# EXERCISE GOAL
Your task is to copy the listing exactly. Drop any pictures from the copy.

(Excerpt from a dataset)

* BEGIN *

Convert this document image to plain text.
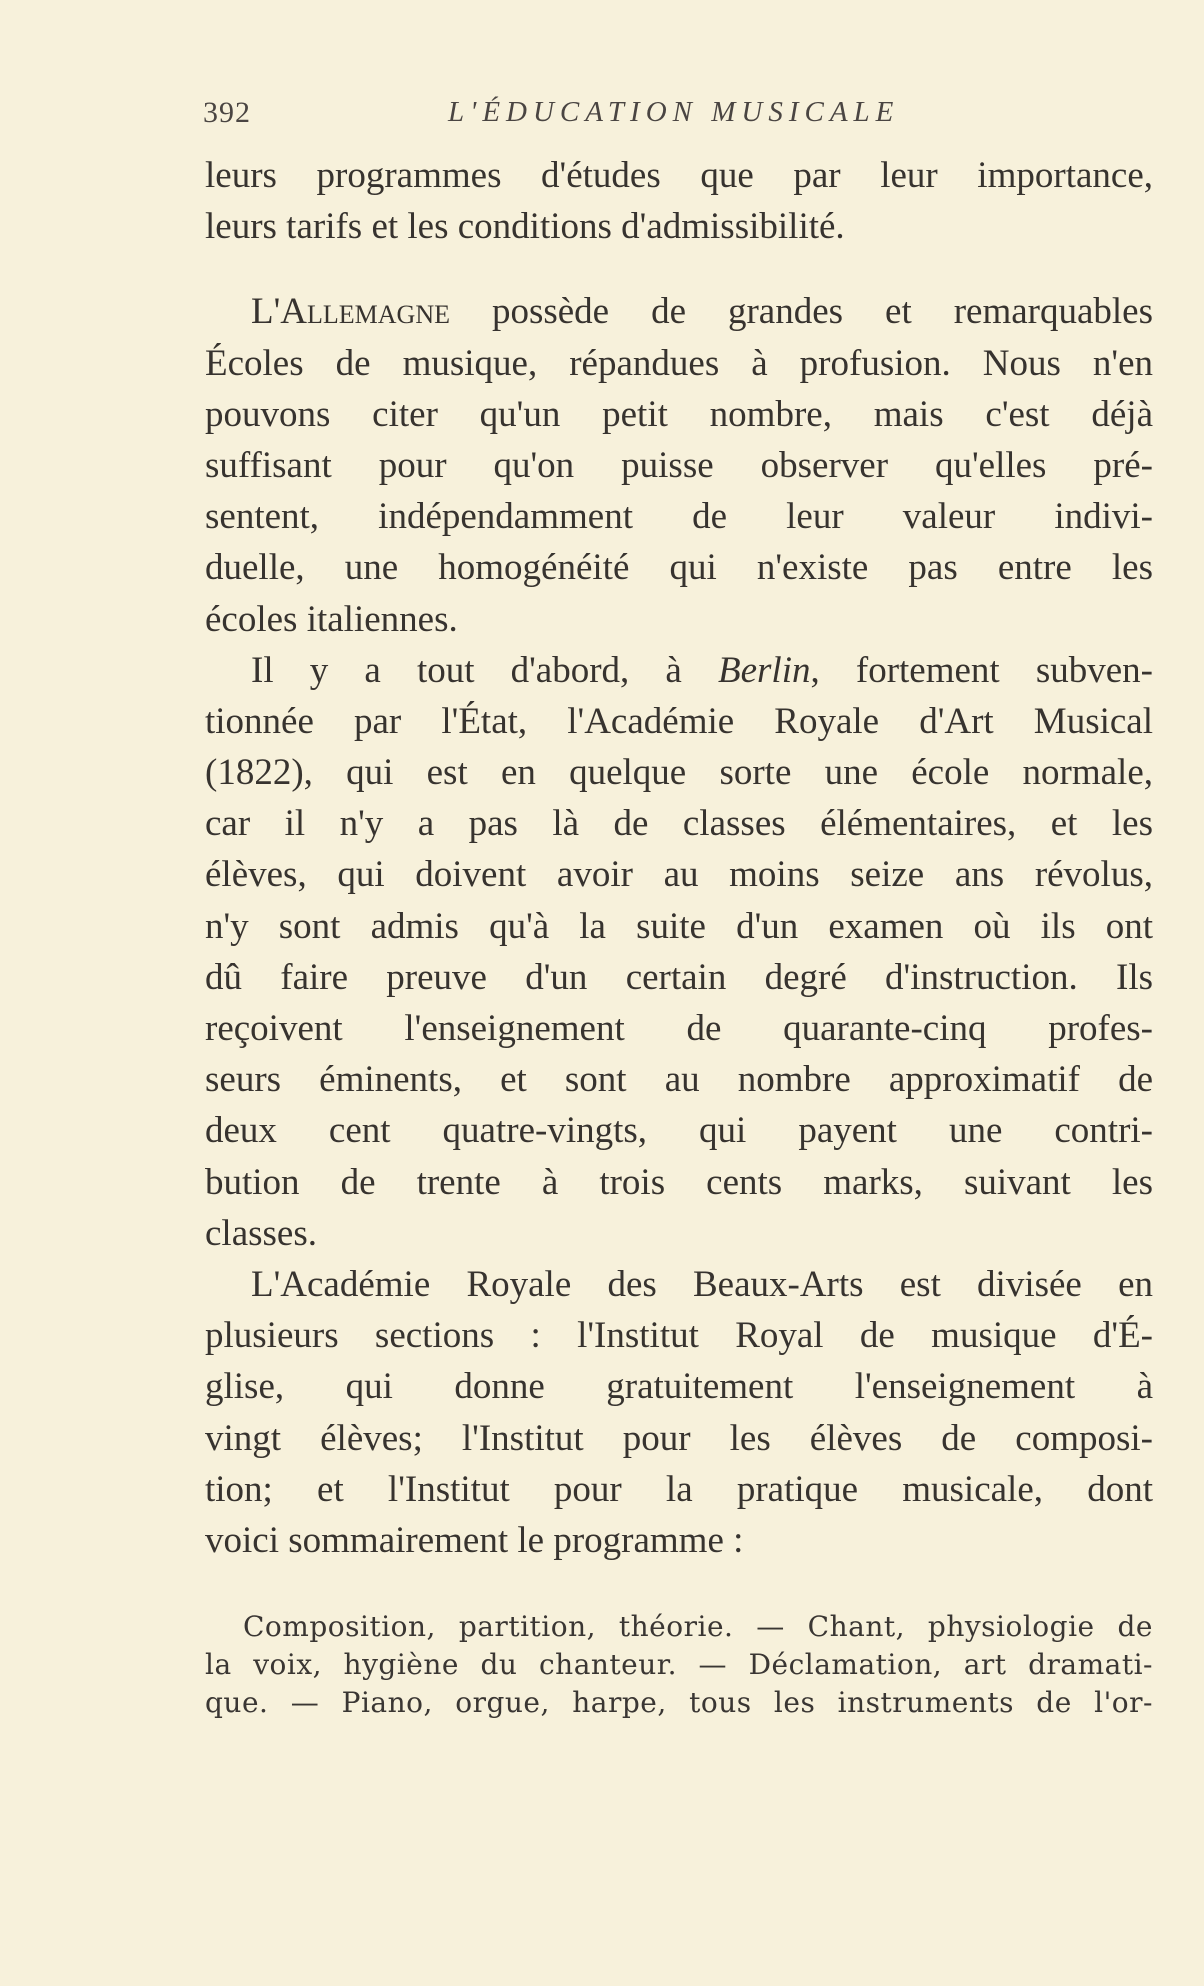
392	L'ÉDUCATION MUSICALE
leurs programmes d'études que par leur importance,
leurs tarifs et les conditions d'admissibilité.
L'Allemagne possède de grandes et remarquables
Écoles de musique, répandues à profusion. Nous n'en
pouvons citer qu'un petit nombre, mais c'est déjà
suffisant pour qu'on puisse observer qu'elles pré-
sentent, indépendamment de leur valeur indivi-
duelle, une homogénéité qui n'existe pas entre les
écoles italiennes.
Il y a tout d'abord, à Berlin, fortement subven-
tionnée par l'État, l'Académie Royale d'Art Musical
(1822), qui est en quelque sorte une école normale,
car il n'y a pas là de classes élémentaires, et les
élèves, qui doivent avoir au moins seize ans révolus,
n'y sont admis qu'à la suite d'un examen où ils ont
dû faire preuve d'un certain degré d'instruction. Ils
reçoivent l'enseignement de quarante-cinq profes-
seurs éminents, et sont au nombre approximatif de
deux cent quatre-vingts, qui payent une contri-
bution de trente à trois cents marks, suivant les
classes.
L'Académie Royale des Beaux-Arts est divisée en
plusieurs sections : l'Institut Royal de musique d'É-
glise, qui donne gratuitement l'enseignement à
vingt élèves; l'Institut pour les élèves de composi-
tion; et l'Institut pour la pratique musicale, dont
voici sommairement le programme :
Composition, partition, théorie. — Chant, physiologie de
la voix, hygiène du chanteur. — Déclamation, art dramati-
que. — Piano, orgue, harpe, tous les instruments de l'or-
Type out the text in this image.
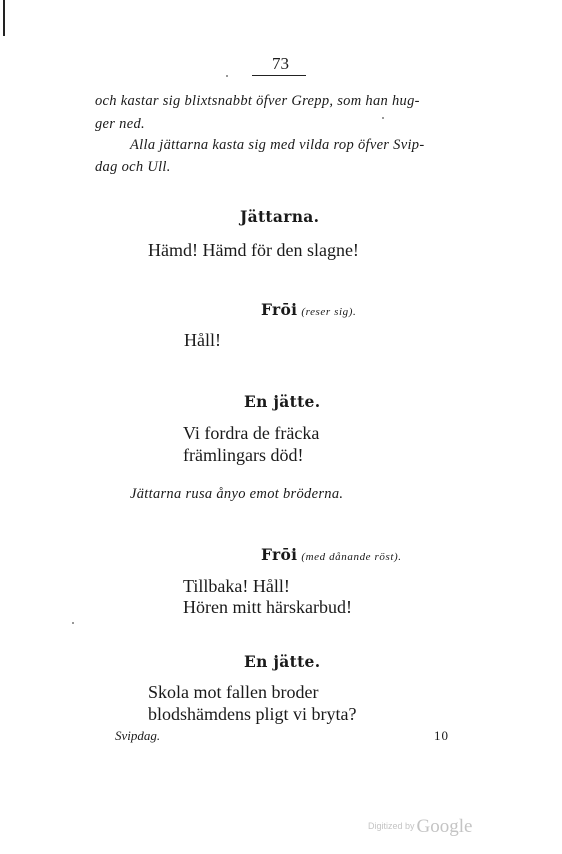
73
och kastar sig blixtsnabbt öfver Grepp, som han hug-
ger ned.
Alla jättarna kasta sig med vilda rop öfver Svip-
dag och Ull.
Jättarna.
Hämd! Hämd för den slagne!
Frōi (reser sig).
Håll!
En jätte.
Vi fordra de fräcka
främlingars död!
Jättarna rusa ånyo emot bröderna.
Frōi (med dånande röst).
Tillbaka! Håll!
Hören mitt härskarbud!
En jätte.
Skola mot fallen broder
blodshämdens pligt vi bryta?
Svipdag.	10
Digitized by Google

* END *

# RESPONSE
Convert this document image to plain text.
392	L'ÉDUCATION MUSICALE
leurs programmes d'études que par leur importance,
leurs tarifs et les conditions d'admissibilité.
L'Allemagne possède de grandes et remarquables
Écoles de musique, répandues à profusion. Nous n'en
pouvons citer qu'un petit nombre, mais c'est déjà
suffisant pour qu'on puisse observer qu'elles pré-
sentent, indépendamment de leur valeur indivi-
duelle, une homogénéité qui n'existe pas entre les
écoles italiennes.
Il y a tout d'abord, à Berlin, fortement subven-
tionnée par l'État, l'Académie Royale d'Art Musical
(1822), qui est en quelque sorte une école normale,
car il n'y a pas là de classes élémentaires, et les
élèves, qui doivent avoir au moins seize ans révolus,
n'y sont admis qu'à la suite d'un examen où ils ont
dû faire preuve d'un certain degré d'instruction. Ils
reçoivent l'enseignement de quarante-cinq profes-
seurs éminents, et sont au nombre approximatif de
deux cent quatre-vingts, qui payent une contri-
bution de trente à trois cents marks, suivant les
classes.
L'Académie Royale des Beaux-Arts est divisée en
plusieurs sections : l'Institut Royal de musique d'É-
glise, qui donne gratuitement l'enseignement à
vingt élèves; l'Institut pour les élèves de composi-
tion; et l'Institut pour la pratique musicale, dont
voici sommairement le programme :
Composition, partition, théorie. — Chant, physiologie de
la voix, hygiène du chanteur. — Déclamation, art dramati-
que. — Piano, orgue, harpe, tous les instruments de l'or-
Type out the text in this image.
73
och kastar sig blixtsnabbt öfver Grepp, som han hug-
ger ned.
Alla jättarna kasta sig med vilda rop öfver Svip-
dag och Ull.
Jättarna.
Hämd! Hämd för den slagne!
Frōi (reser sig).
Håll!
En jätte.
Vi fordra de fräcka
främlingars död!
Jättarna rusa ånyo emot bröderna.
Frōi (med dånande röst).
Tillbaka! Håll!
Hören mitt härskarbud!
En jätte.
Skola mot fallen broder
blodshämdens pligt vi bryta?
Svipdag.	10
Digitized by Google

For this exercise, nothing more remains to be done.